> **Your instructions**
All the entries need to be quoted exactly, apart from the pictures, which you should drop.

> **Records from a data collection**
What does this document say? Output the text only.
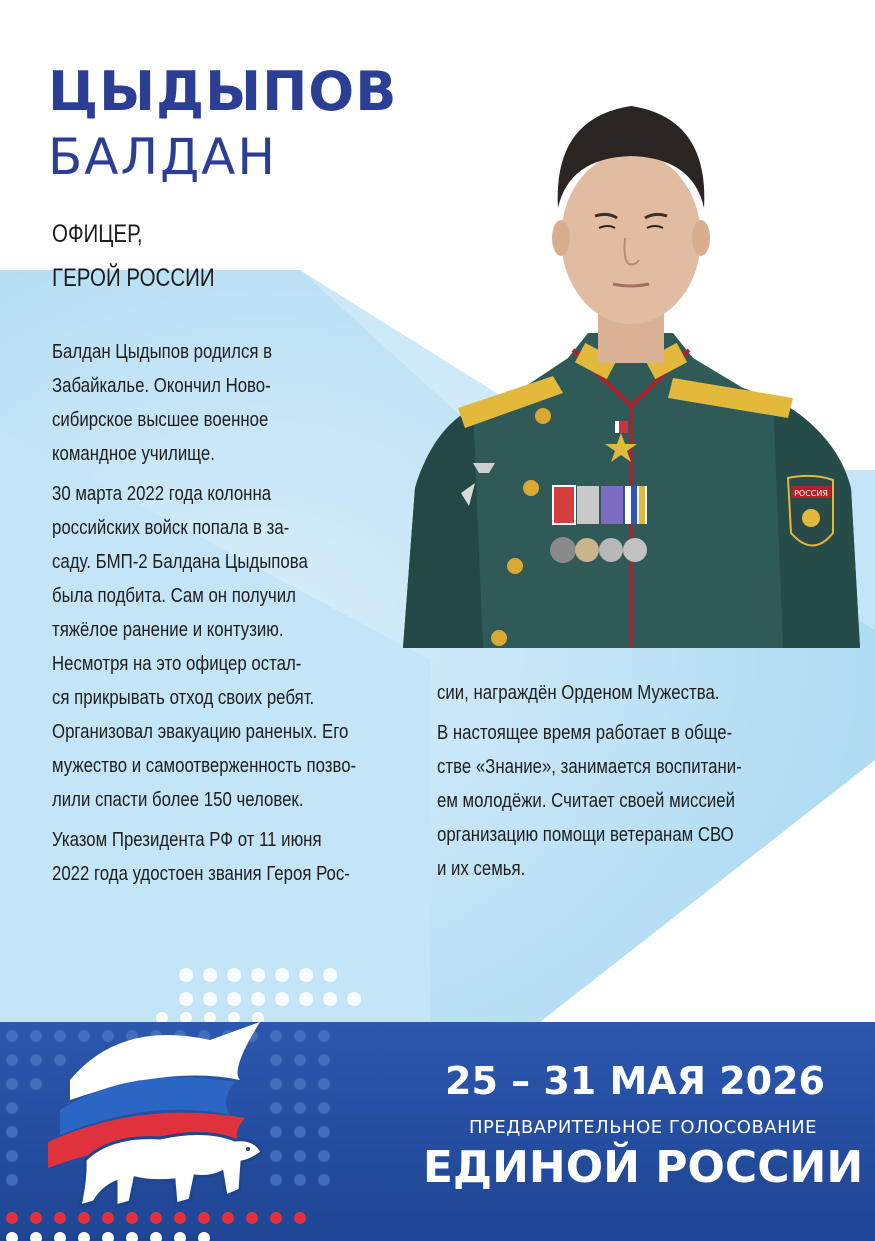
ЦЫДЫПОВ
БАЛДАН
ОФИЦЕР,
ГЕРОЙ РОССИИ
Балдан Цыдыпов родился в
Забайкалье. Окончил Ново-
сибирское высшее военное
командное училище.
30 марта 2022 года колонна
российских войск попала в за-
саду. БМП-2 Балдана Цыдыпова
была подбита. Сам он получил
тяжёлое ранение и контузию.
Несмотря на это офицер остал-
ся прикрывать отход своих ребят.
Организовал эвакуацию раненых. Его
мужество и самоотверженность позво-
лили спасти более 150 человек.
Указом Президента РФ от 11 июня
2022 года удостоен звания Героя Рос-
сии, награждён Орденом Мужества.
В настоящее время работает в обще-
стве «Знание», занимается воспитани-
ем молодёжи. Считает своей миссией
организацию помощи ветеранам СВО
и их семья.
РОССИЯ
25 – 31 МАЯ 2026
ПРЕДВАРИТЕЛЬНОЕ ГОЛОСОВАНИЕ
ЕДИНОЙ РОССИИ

> **Exercise output**
What does this document say? Output the text only.
ЦЫДЫПОВ
БАЛДАН
ОФИЦЕР,
ГЕРОЙ РОССИИ
Балдан Цыдыпов родился в
Забайкалье. Окончил Ново-
сибирское высшее военное
командное училище.
30 марта 2022 года колонна
российских войск попала в за-
саду. БМП-2 Балдана Цыдыпова
была подбита. Сам он получил
тяжёлое ранение и контузию.
Несмотря на это офицер остал-
ся прикрывать отход своих ребят.
Организовал эвакуацию раненых. Его
мужество и самоотверженность позво-
лили спасти более 150 человек.
Указом Президента РФ от 11 июня
2022 года удостоен звания Героя Рос-
сии, награждён Орденом Мужества.
В настоящее время работает в обще-
стве «Знание», занимается воспитани-
ем молодёжи. Считает своей миссией
организацию помощи ветеранам СВО
и их семья.
РОССИЯ
25 – 31 МАЯ 2026
ПРЕДВАРИТЕЛЬНОЕ ГОЛОСОВАНИЕ
ЕДИНОЙ РОССИИ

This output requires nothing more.